>> START MATERIAL TO PROCESS
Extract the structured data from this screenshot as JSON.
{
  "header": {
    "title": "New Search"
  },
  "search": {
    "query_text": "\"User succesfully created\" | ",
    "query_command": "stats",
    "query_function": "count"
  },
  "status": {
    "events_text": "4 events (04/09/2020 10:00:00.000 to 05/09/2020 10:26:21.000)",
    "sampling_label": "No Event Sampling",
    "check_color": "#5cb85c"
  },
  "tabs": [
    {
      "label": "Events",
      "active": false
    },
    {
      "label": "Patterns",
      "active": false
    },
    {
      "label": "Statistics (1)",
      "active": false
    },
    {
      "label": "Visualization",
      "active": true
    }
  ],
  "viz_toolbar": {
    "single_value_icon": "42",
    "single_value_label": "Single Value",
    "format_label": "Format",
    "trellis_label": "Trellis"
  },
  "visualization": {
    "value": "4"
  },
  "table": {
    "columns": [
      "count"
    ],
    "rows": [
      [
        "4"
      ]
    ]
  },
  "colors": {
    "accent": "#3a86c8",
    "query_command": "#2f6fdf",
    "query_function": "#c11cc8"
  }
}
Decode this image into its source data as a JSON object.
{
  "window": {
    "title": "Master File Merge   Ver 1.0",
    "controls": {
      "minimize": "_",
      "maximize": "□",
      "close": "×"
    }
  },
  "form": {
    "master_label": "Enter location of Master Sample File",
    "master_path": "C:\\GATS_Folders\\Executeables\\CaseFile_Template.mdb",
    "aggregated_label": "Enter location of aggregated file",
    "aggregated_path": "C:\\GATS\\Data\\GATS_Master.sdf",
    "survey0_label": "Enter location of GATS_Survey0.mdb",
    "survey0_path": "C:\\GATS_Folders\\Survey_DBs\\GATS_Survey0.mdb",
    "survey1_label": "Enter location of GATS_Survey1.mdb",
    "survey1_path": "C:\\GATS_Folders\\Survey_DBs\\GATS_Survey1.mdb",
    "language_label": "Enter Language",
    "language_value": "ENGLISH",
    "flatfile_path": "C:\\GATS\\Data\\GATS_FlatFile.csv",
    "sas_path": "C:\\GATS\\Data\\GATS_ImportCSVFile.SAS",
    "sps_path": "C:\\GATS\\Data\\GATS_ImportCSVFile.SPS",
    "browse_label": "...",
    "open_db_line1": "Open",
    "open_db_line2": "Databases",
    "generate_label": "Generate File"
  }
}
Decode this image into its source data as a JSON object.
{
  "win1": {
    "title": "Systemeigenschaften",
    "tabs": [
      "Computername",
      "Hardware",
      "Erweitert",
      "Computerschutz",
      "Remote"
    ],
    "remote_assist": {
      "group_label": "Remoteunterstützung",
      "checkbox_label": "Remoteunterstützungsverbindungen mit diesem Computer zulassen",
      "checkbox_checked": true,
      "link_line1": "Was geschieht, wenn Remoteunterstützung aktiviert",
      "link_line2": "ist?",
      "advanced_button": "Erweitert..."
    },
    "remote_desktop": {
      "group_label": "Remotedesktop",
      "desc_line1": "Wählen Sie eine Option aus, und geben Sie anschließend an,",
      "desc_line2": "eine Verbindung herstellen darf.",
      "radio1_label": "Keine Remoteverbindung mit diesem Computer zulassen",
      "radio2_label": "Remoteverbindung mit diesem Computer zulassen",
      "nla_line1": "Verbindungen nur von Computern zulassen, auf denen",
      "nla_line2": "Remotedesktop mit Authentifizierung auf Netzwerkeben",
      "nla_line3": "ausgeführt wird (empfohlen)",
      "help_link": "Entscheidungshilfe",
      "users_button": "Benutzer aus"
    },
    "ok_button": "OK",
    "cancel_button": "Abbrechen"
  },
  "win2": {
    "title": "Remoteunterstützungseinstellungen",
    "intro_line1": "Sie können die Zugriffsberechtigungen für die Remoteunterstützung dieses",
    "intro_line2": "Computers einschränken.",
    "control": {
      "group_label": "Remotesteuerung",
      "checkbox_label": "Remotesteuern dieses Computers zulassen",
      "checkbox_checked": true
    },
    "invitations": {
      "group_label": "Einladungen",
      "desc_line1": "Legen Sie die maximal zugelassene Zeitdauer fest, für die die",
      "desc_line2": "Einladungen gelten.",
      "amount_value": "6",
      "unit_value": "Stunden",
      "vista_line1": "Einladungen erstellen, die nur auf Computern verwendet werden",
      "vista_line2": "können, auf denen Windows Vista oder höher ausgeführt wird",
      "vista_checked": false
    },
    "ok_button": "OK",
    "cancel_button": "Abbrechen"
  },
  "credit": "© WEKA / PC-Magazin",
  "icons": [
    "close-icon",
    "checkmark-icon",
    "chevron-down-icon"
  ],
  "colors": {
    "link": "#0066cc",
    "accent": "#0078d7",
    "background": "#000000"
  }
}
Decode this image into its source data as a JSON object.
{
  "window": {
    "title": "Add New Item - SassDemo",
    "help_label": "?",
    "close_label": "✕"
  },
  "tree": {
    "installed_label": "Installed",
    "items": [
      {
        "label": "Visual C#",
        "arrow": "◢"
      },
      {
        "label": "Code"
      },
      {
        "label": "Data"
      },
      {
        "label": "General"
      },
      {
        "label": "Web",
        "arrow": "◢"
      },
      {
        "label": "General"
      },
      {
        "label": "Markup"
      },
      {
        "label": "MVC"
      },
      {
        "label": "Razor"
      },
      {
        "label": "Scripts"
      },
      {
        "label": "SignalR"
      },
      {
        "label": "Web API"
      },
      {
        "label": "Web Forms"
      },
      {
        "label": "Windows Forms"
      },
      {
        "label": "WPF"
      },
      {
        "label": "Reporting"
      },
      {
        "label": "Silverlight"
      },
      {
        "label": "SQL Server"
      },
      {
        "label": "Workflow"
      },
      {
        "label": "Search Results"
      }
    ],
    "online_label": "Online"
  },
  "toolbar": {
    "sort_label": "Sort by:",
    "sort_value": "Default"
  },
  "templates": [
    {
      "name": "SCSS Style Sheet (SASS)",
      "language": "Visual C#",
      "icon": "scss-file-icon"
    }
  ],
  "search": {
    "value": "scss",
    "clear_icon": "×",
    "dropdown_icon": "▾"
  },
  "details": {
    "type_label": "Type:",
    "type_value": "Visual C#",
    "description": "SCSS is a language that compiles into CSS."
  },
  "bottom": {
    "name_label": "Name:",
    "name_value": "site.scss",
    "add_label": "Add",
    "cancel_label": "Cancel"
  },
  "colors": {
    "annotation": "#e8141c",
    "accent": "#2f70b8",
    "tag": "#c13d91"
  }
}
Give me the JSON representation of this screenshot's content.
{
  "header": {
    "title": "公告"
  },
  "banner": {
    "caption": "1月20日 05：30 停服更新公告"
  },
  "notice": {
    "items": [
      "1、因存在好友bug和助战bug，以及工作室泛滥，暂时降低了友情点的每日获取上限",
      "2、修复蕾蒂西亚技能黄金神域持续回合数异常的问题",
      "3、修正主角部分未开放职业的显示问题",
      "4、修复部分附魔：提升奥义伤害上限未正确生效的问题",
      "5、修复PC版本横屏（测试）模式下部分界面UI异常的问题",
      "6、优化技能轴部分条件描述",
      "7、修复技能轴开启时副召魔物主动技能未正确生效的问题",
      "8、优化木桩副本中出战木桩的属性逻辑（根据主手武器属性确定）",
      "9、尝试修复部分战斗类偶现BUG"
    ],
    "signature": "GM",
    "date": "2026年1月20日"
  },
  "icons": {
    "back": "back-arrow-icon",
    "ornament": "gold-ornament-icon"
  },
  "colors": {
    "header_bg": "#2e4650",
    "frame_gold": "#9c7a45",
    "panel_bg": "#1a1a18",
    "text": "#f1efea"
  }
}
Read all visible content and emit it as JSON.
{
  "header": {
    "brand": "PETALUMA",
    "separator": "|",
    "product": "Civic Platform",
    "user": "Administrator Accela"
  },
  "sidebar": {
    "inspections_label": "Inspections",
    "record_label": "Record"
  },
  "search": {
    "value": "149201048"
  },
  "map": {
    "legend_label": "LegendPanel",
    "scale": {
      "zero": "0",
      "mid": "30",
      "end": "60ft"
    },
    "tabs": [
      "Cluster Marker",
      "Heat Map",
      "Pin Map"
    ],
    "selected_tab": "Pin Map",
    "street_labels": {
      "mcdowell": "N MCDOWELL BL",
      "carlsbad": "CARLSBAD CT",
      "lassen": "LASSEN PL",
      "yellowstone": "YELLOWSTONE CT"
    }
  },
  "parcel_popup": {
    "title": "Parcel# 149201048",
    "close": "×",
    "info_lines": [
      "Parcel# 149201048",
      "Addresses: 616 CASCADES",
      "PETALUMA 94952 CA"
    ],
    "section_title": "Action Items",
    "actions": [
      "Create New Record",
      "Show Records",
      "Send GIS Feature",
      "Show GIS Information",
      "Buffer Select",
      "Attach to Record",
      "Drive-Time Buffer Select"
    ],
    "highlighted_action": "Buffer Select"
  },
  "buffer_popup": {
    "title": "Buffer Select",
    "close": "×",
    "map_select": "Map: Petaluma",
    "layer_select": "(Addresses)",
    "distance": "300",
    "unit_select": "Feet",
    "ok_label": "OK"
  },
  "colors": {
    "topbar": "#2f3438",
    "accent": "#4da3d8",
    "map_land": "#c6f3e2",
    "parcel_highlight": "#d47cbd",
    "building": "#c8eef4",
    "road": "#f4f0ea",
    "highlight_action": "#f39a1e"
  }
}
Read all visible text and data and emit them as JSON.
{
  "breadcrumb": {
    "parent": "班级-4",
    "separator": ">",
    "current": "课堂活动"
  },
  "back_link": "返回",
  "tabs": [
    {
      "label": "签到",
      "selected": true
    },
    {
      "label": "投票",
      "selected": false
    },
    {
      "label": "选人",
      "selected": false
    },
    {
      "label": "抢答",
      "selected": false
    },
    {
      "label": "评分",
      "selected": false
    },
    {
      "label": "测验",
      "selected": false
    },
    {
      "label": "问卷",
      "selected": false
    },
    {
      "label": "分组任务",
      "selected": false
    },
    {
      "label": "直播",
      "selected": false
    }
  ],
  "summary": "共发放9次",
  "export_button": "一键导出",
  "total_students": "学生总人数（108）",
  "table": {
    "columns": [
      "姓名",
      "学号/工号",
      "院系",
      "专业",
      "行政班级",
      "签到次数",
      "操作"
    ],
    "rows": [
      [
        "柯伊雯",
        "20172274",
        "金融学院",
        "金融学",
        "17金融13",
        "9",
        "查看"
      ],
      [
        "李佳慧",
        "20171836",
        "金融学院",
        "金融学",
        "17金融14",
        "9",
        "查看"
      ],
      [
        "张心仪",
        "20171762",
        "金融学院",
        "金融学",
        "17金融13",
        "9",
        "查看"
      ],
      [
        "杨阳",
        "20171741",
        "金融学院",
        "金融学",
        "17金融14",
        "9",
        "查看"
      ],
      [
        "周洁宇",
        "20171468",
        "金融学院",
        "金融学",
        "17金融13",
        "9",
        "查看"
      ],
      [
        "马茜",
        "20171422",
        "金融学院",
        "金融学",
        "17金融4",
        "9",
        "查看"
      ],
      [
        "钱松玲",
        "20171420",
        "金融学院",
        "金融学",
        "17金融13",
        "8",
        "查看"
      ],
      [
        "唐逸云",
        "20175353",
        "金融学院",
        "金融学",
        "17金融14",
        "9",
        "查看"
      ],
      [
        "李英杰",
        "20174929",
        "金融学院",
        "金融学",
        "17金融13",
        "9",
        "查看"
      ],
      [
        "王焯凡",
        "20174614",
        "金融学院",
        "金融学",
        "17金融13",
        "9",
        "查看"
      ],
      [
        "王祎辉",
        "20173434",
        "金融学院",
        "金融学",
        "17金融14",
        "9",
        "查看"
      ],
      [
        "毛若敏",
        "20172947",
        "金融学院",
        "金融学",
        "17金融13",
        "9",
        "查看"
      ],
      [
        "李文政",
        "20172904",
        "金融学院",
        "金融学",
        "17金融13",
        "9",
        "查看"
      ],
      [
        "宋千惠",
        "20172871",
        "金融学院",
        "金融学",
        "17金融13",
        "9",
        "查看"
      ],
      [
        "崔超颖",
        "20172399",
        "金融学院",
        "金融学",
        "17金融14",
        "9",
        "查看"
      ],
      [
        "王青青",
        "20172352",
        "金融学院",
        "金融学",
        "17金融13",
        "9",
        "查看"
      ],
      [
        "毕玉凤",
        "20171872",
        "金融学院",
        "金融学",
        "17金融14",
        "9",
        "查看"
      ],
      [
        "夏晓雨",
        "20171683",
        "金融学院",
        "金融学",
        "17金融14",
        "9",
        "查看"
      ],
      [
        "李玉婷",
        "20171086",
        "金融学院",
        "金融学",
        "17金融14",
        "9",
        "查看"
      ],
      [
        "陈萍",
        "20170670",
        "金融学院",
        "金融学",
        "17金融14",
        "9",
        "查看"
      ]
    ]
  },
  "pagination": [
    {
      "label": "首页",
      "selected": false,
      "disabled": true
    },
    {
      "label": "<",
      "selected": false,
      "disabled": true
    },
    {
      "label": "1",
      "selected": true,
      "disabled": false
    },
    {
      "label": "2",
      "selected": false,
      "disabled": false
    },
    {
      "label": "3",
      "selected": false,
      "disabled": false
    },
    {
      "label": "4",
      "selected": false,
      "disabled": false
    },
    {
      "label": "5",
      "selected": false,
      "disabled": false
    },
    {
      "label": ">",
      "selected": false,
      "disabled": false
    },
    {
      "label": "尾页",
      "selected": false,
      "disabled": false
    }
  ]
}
>> END MATERIAL TO PROCESS
YOUR INSTRUCTIONS |
Using the records above, find and show each line with the string "content".

SOLUTION |
Give me the JSON representation of this screenshot's content.
Read all visible content and emit it as JSON.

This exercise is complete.